Extract to read:

'''

So it is in this case. What went wrong is
that the immigration consultant Mr. Thamotharampillai hired to make
representations with respect to a Pre-Removal Risk Assessment (PRRA) failed to
make any submissions at all.
[2]
Mr.
Thamotharampillai is a Tamil from Sri Lanka. He is inadmissible to Canada for serious criminality
arising from a conviction here for possession of a narcotic for the purposes of trafficking.
He was sentenced to a term of imprisonment of at least two years. In accordance
with section 112(3) of the Immigration and Refugee Protection Act
(IRPA), he was thus disentitled to seek refugee protection. He was, however,
entitled to and demanded a PRRA, not as a failed refugee, but rather as a
person in need of international protection under section 97 of IRPA. The issue
is whether, on the balance of probabilities, he would be subjected to a danger,
believed on substantial grounds to exist, of torture or to a risk to his life
or to a risk of cruel and unusual treatment or punishment in Sri Lanka.
[3]
In
this assessment, he was only entitled to present new evidence, as that term is
defined in IRPA. Since he had been here for some time, in December 2009
the Canadian Border Service Agency delivered to him a package containing current
country information. He was given a delay to file representations,
arguments and to submit evidence.
[4]
As
he had been using an immigration consultant throughout the process, a
consultant who may have passed himself off as a lawyer, Mr. Thamotharampillai
instructed him to make appropriate submissions and to submit further evidence
in the form of other country reports.
[5]
The
consultant did absolutely nothing. It is not surprising therefore that the
assessment was negative. The Minister’s Delegate found that the civil war in Sri Lanka had ended
and that country conditions had so changed that Mr. Thamotharampillai, despite his
subjective fear, was not objectively at risk of torture, or at risk to his life
or at risk of cruel and unusual treatment or punishment were he to return to Sri Lanka.
[6]
In
this judicial review of that decision Mr. Thamotharampillai raises a number of
issues. However, it is only necessary to consider one. In my opinion, he was
denied natural justice because he was represented by an incompetent immigration
consultant. Had the consultant been competent and done his duty, the decision
may well have been different.
[7]
Mr.
Thamotharampillai had the option of representing himself (not always a good
idea) or engaging an “authorized representative.” In accordance with
sections 2 and 13.1(1) of the Immigration and Refugee Protection Regulations
an “authorized representative” is a lawyer, notary or a member of the
Canadian Society of Immigration Consultants. Mr. Thamotharampillai’s
representative is a member of that latter organization, which enjoys special
status. For some purposes, it is a federal board or tribunal, as explained in Onuschak
v Canadian Society of Immigration, 2009 FC 1135, 357 FTR 22.

'''

Dataset excerpts:
'''

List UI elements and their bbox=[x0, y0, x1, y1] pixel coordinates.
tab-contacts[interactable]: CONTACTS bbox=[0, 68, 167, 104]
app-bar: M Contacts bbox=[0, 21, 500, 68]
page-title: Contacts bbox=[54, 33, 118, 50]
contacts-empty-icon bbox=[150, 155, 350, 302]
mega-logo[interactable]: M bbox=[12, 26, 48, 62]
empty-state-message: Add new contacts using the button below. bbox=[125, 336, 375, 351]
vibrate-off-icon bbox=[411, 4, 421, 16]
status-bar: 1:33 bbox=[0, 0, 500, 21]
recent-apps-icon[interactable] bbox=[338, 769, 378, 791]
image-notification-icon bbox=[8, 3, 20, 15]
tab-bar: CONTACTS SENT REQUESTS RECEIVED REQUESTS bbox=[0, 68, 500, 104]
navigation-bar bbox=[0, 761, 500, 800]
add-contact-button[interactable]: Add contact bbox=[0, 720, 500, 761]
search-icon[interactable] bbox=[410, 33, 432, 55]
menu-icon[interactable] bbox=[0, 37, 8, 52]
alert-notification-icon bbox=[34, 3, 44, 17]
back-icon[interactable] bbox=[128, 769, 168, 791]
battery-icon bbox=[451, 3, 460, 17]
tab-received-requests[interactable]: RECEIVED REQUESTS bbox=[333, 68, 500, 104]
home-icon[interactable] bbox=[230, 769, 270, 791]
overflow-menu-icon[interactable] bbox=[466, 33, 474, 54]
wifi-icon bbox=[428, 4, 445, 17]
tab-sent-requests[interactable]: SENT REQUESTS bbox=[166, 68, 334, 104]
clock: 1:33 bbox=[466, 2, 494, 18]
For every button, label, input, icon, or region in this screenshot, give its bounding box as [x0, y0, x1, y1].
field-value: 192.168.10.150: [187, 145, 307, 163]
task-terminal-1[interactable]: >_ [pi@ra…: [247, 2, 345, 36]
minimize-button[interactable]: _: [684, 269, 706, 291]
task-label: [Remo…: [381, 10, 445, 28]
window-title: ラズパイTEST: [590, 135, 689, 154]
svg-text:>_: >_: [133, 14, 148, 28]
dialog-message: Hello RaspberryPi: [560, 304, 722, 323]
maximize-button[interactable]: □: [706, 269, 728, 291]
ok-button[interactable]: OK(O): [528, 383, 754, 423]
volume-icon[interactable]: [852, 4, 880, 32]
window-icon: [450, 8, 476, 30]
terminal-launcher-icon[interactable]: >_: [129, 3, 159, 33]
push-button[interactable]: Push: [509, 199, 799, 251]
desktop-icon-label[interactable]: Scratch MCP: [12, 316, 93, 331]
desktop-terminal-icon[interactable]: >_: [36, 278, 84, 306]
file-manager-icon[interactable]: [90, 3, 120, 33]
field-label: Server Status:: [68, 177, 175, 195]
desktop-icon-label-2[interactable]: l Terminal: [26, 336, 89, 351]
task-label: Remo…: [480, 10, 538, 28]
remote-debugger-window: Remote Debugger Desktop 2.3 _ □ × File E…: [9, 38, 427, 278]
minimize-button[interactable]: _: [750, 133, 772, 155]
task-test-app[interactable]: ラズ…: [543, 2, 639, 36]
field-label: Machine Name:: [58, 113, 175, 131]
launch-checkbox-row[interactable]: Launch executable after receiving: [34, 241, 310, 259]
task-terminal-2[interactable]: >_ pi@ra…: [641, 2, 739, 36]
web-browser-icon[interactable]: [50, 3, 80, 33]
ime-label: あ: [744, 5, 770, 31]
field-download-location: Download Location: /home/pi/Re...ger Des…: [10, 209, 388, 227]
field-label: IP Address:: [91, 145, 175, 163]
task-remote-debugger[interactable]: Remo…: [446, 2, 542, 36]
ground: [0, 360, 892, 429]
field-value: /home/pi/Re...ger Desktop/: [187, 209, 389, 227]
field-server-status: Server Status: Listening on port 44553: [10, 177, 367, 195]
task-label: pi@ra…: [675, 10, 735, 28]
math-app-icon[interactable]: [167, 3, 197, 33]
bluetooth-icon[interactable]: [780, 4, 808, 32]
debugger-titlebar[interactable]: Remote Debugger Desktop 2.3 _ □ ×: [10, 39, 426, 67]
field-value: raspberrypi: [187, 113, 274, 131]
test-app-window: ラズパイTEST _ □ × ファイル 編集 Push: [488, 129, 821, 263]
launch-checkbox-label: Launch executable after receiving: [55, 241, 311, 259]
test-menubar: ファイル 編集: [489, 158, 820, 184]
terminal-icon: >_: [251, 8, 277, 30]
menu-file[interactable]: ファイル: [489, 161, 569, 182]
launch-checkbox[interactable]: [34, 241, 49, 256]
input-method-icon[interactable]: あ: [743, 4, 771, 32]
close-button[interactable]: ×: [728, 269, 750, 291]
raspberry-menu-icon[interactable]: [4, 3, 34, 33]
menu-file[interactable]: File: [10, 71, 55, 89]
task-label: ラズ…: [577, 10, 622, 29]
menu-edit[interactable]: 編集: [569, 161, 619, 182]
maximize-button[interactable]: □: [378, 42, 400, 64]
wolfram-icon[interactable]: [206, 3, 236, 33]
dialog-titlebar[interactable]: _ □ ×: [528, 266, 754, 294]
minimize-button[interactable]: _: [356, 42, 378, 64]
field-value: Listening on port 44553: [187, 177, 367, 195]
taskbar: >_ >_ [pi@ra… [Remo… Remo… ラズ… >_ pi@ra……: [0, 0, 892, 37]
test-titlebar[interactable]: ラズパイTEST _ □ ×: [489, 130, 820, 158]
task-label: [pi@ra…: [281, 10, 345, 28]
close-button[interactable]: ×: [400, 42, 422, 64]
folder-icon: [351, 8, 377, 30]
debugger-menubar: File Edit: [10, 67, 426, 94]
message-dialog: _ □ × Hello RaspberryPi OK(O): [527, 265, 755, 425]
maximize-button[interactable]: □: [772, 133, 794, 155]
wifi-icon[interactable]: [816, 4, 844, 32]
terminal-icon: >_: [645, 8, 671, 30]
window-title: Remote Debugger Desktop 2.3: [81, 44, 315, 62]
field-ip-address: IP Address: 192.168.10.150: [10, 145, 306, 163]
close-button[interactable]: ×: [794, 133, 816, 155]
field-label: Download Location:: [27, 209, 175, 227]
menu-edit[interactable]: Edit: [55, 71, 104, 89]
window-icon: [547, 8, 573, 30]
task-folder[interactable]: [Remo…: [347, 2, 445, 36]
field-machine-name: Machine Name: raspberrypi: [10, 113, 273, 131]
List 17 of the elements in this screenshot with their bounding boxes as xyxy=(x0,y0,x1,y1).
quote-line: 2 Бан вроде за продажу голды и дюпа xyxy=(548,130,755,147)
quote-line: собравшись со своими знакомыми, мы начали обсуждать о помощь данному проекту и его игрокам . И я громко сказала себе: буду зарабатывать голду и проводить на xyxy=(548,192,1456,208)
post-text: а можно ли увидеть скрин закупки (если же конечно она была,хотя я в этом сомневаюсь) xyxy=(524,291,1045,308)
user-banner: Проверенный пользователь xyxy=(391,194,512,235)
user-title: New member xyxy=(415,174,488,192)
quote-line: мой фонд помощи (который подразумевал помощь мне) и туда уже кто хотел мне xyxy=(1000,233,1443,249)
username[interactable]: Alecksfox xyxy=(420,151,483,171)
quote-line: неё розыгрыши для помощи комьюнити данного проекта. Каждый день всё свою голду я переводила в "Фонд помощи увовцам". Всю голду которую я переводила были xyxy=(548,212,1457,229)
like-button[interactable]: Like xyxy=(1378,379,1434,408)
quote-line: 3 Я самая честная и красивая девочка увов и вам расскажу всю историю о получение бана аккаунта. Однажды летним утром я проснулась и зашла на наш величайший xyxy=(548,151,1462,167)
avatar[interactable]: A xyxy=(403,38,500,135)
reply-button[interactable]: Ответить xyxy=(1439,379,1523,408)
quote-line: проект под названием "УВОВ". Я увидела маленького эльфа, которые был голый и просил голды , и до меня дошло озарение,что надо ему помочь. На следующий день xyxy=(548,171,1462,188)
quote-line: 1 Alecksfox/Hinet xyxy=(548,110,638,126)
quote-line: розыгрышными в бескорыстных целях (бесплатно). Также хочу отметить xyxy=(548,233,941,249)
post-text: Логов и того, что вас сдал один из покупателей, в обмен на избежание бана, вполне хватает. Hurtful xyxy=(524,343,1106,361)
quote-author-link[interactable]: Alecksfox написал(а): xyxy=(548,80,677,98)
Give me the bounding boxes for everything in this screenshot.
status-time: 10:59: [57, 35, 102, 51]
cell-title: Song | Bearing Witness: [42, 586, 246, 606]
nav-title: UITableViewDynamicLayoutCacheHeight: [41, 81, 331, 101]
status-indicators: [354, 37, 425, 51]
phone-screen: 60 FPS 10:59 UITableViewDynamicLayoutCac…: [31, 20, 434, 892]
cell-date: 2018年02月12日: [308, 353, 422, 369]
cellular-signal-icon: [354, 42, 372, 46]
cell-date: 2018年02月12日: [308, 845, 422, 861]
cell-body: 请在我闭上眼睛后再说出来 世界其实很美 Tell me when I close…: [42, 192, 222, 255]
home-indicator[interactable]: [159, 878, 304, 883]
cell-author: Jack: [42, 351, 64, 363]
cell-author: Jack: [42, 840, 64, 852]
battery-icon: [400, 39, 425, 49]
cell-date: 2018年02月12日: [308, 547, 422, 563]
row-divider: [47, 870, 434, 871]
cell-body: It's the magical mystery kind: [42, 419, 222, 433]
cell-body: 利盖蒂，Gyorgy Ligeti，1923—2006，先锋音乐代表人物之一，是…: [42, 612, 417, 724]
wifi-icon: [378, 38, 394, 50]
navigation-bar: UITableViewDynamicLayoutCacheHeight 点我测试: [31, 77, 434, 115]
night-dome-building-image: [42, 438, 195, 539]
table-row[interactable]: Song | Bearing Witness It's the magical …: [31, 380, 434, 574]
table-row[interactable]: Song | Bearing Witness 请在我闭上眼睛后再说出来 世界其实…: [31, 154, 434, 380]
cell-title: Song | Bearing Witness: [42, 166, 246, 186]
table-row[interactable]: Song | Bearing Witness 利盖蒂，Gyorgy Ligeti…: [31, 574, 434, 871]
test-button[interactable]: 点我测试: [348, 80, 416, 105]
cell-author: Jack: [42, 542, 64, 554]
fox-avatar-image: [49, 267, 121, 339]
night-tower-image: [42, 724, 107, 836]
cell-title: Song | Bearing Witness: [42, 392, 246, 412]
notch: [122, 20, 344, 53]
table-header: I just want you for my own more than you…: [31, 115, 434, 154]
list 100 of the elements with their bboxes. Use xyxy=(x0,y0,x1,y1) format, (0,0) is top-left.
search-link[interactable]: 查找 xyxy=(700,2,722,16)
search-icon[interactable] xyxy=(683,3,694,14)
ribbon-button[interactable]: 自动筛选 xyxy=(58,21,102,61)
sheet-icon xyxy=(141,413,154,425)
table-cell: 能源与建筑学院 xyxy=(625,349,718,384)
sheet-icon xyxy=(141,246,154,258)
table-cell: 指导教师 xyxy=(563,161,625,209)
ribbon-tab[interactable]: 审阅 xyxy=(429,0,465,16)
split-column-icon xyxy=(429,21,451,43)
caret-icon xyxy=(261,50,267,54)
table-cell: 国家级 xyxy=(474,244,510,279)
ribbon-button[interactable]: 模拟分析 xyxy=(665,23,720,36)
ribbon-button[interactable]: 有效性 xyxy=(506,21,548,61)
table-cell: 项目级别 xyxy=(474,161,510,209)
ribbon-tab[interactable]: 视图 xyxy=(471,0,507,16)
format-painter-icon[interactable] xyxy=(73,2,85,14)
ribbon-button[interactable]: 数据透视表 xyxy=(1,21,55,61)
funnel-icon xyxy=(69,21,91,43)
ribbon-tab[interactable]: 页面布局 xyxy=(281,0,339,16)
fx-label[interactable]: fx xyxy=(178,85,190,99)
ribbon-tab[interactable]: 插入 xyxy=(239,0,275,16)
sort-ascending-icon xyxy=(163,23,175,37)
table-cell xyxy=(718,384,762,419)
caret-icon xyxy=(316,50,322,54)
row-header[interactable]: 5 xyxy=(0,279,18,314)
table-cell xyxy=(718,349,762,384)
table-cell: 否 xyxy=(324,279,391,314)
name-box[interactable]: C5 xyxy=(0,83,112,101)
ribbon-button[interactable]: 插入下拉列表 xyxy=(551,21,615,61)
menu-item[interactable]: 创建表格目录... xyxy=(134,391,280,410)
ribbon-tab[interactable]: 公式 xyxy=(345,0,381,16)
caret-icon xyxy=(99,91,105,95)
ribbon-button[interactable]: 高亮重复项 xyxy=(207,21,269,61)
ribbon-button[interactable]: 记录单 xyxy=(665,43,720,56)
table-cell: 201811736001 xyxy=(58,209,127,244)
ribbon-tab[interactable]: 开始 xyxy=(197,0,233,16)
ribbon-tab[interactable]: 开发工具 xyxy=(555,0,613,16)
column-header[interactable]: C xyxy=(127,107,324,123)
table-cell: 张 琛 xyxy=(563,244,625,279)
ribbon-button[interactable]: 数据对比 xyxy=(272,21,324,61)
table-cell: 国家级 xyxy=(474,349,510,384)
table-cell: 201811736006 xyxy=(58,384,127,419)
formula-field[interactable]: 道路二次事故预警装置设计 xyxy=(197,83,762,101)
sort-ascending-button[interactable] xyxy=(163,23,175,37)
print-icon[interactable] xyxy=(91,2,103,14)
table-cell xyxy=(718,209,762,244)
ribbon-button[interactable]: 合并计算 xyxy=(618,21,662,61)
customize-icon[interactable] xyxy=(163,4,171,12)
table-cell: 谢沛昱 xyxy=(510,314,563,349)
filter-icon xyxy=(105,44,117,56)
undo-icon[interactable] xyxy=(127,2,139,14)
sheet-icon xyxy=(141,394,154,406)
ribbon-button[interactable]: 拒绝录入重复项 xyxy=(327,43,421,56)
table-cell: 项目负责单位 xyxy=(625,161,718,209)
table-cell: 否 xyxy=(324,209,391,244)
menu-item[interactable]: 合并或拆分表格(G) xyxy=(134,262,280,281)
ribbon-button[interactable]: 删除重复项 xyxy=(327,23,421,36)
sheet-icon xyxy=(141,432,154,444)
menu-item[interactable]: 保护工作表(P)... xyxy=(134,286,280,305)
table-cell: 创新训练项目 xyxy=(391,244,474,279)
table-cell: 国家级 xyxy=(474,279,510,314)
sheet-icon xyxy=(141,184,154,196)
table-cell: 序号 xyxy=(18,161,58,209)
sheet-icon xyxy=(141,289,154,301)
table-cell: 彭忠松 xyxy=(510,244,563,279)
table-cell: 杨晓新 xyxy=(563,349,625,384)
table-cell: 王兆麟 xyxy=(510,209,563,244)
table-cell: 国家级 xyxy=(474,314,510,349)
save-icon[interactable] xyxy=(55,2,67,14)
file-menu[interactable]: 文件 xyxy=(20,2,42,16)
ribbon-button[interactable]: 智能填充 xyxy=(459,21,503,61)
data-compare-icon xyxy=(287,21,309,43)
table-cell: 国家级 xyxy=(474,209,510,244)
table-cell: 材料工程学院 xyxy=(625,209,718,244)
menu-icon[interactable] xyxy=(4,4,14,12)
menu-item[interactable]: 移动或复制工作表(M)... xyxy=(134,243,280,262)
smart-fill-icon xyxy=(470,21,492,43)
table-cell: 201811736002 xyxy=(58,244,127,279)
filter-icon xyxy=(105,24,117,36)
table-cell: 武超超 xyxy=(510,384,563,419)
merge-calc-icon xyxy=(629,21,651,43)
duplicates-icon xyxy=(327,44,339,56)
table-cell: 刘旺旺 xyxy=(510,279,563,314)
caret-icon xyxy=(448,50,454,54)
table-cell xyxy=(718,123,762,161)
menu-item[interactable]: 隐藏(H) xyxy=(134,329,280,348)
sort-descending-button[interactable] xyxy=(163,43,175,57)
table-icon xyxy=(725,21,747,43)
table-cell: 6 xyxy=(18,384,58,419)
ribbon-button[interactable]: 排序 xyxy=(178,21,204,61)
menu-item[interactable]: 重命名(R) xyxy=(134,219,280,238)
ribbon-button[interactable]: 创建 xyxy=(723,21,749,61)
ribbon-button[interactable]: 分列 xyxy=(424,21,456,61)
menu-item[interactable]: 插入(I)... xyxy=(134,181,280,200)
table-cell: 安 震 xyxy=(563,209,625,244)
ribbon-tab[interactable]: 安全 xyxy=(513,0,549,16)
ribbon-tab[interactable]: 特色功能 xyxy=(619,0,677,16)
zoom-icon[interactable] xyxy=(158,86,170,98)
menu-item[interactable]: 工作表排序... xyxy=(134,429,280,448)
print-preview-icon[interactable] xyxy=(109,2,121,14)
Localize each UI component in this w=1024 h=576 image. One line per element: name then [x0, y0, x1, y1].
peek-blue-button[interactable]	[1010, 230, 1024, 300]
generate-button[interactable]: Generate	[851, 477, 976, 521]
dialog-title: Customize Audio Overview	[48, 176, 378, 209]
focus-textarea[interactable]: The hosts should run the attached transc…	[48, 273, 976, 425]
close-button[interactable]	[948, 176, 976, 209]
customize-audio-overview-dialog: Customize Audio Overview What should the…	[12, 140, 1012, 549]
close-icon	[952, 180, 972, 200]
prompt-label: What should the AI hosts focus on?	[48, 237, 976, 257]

'''

Exercise set:
a) Answer these questions from the judgment on Mr. Thamotharampillai's Pre-Removal Risk Assessment:
(i) What conviction made him inadmissible to Canada?
(ii) In what month and year did the Canadian Border Service Agency give him the package of current country information?
(iii) Of which organization was his representative a member?
b) For each statement, answer yes or no according to the judgment on Mr. Thamotharampillai's Pre-Removal Risk Assessment, and quote the words that decide it.
(i) The consultant filed some submissions, but they were incomplete.
(ii) Mr. Thamotharampillai sought the assessment as a failed refugee.
(iii) The Minister's Delegate found that the civil war in Sri Lanka had ended.
c) Resume the judgment on Mr. Thamotharampillai's Pre-Removal Risk Assessment, starting after its final sentence.

Written answers:
a)
(i) Possession of a narcotic for the purposes of trafficking.
(ii) December 2009.
(iii) The Canadian Society of Immigration Consultants.

b)
(i) No: "The consultant did absolutely nothing."
(ii) No: "not as a failed refugee, but rather as a person in need of international protection under section 97 of IRPA"
(iii) Yes: "The Minister’s Delegate found that the civil war in Sri Lanka had ended"

c)
[8]
Among
other things, the Society has disciplinary powers. Mr. Thamotharampillai has
filed a complaint with respect to his immigration consultant’s
behaviour. That complaint is still outstanding.
[9]
In
order to succeed in this judicial review, the applicant must establish the
facts on which the claim of incompetence is based, that the consultant was
incompetent, and that the incompetence resulted in a miscarriage of justice (Robles
v Canada (Minister of Citizenship and Immigration), 2003 FCT 374, 2 Admin
LR (4th) 315, and Hallatt v Canada, 2004 FCA 104, [2004] 2 CTC 313).
[10]
The
first two elements are not in issue. The fact of the matter is that the
immigration consultant failed to carry out his instructions to file
representations. The only question is whether this incompetence resulted in a
miscarriage of justice. It is common ground that it is not enough to submit
that a competent consultant would have filed further representations. The issue
is whether those representations would have had any effect on the Minister’s
Delegate’s decision. Mr. Thamotharampillai submits that the onus upon him
has been discharged if he has made out a fairly arguable case. The Minister
submits there has to be a reasonable probability that this material would have
made a difference.
[11]
There
is a distinction to be drawn between malfeasance and nonfeasance. As a general
rule, a party is bound by the actions of his or her agent. However, there are
times when a lawyer or authorized representative has failed to mail a completed
humanitarian and compassionate application, or has failed to inform the Board
of the applicant’s change of address. This is a different category all
together, and the category which is applicable in this instance. A number of
the cases are reviewed in Chukwudebe v Canada (Minister of Citizenship and Immigration), 2009 FC 211, 79 Imm
LR (3d) 298.
[12]
Mr.
Thamotharampillai’s point is that had his consultant done what he should have
done, he would certainly have drawn the following country documentation to
the decision maker’s attention, as he has to this Court:
a.
Amnesty International,
“Unlock the Camps in Sri
Lanka: Safety and Dignity
for the displaced now – A Briefing Paper” (10 August 2009) ASA 37/016/2009;
b.
United Nations High
Commissioner for Refugees, “UNHCR Eligibility Guidelines for Assessing the
International Protection Needs of Asylum-Seekers from Sri Lanka” (5 July 2010) HRC/EG/SLK/10/03;
c.
Australia: Refugee
Review Tribunal, Sri
Lanka (3 April 2009);
d.
Australia: Refugee
Review Tribunal, Sri
Lanka (31 August 2006);
e.
International Crisis
Group, “War Crimes in Sri Lanka” (17 May 2010) Asia
Report No 191;
f.
Human Rights Watch, “Legal
Limbo: The Uncertain Fate of Detained LTTE Suspects in Sri Lanka” (2 February 2010);
g.
Amnesty
International, “Sri Lanka urged to ensure safety of detained
former asylum-seekers” (3 September 2010);
h.
United States
Department of State, “2009 Country Reports on Human Rights Practices – Sri Lanka” (11 March 2010);
i.
Amnesty
International, “Australia asylum suspension could harm world’s
most vulnerable” (9 April 2010);
j.
Immigration and
Refugee Board of Canada, “Sri Lanka: Liberation Tigers of Tamil Eelam (LTTE)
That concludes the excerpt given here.